STATED TASK:
Keep only the lines where "title" appears.

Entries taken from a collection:
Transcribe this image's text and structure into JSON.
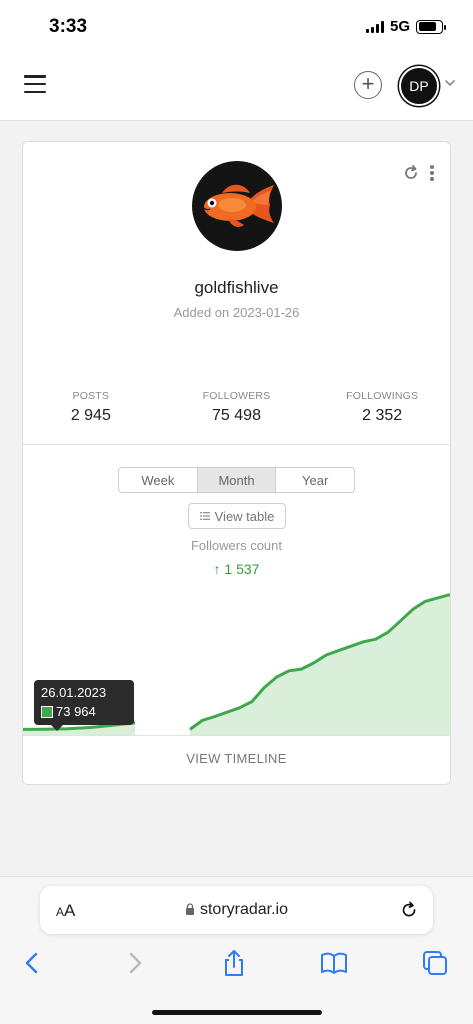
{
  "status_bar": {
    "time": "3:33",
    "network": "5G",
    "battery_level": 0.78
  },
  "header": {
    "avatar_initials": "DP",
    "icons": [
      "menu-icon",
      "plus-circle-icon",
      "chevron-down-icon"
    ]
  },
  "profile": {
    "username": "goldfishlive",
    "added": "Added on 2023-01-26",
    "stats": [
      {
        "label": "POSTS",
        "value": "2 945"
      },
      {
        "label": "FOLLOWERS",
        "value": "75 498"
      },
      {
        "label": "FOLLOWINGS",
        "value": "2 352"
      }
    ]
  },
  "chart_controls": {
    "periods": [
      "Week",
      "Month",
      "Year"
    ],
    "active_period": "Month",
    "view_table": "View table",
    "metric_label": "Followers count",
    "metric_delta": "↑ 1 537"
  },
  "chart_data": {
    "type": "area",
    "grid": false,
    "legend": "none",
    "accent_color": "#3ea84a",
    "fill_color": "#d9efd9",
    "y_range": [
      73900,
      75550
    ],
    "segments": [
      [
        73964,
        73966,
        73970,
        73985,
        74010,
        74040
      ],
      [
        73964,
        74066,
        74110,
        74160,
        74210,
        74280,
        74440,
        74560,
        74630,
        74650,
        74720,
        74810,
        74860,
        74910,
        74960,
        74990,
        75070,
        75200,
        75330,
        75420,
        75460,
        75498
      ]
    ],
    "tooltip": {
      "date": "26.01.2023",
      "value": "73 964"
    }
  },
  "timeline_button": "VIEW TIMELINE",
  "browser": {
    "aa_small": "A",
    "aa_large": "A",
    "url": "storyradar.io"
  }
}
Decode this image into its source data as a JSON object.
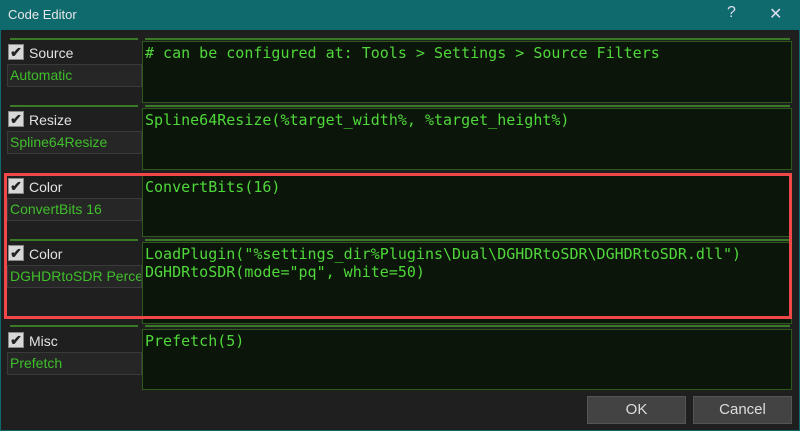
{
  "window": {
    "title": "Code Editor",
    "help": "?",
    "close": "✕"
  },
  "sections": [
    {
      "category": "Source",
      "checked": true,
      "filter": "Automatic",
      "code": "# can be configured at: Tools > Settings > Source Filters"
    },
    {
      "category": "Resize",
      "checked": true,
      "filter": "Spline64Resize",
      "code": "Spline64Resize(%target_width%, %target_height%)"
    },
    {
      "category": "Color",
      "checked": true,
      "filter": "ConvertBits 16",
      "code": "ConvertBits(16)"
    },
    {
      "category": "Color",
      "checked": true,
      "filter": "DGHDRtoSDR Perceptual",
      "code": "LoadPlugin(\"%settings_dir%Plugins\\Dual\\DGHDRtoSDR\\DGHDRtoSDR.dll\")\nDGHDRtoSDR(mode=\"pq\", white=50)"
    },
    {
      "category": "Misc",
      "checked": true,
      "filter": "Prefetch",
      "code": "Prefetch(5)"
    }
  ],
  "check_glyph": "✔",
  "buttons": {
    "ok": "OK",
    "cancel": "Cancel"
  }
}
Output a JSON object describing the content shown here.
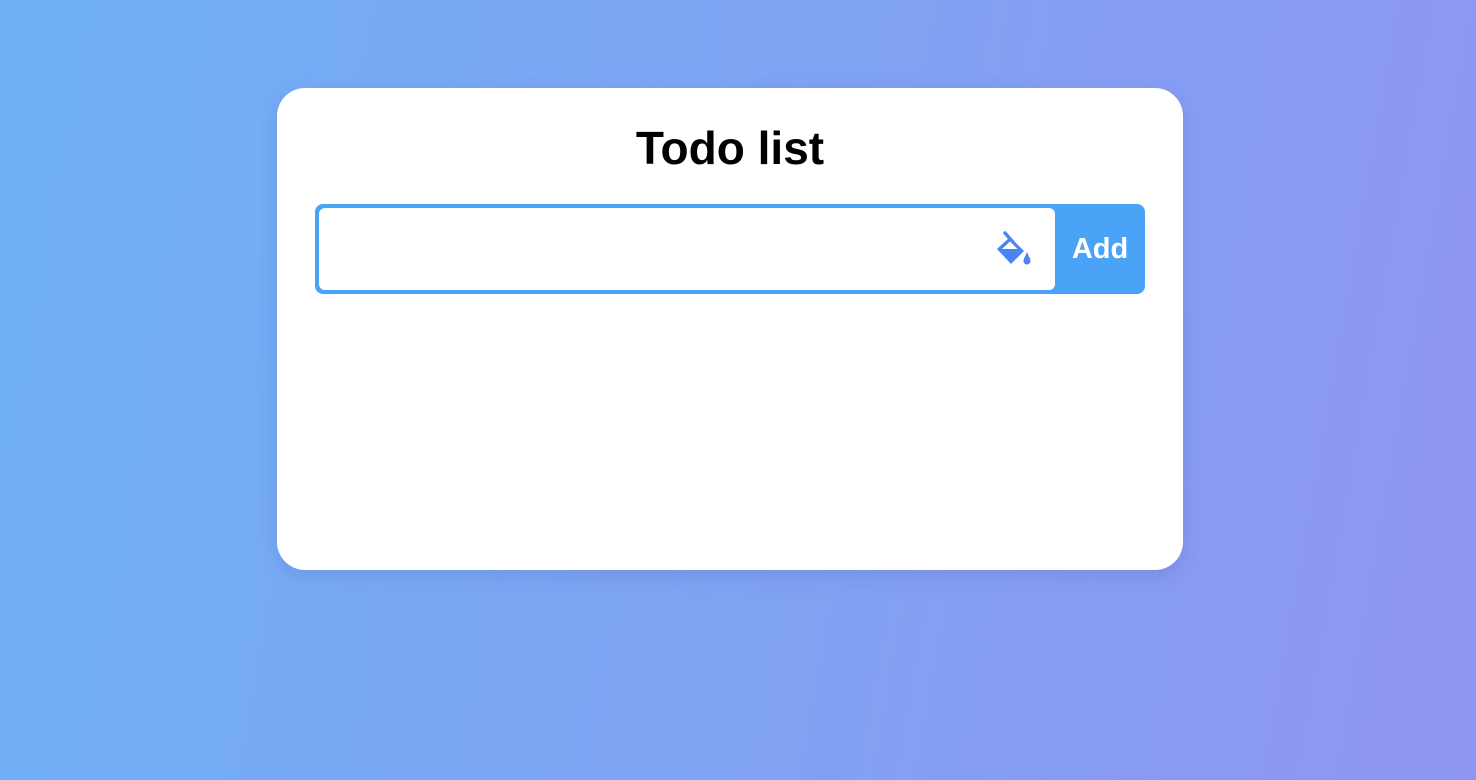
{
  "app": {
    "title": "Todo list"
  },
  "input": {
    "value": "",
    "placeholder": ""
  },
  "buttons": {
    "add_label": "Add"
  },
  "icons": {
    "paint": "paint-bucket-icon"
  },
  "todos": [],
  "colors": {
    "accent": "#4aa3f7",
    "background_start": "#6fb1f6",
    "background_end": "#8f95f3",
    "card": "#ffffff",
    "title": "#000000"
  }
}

EXERCISE ANSWER:
    "title": "Code Editor",
    "title": "Todo list"
    "title": "#000000"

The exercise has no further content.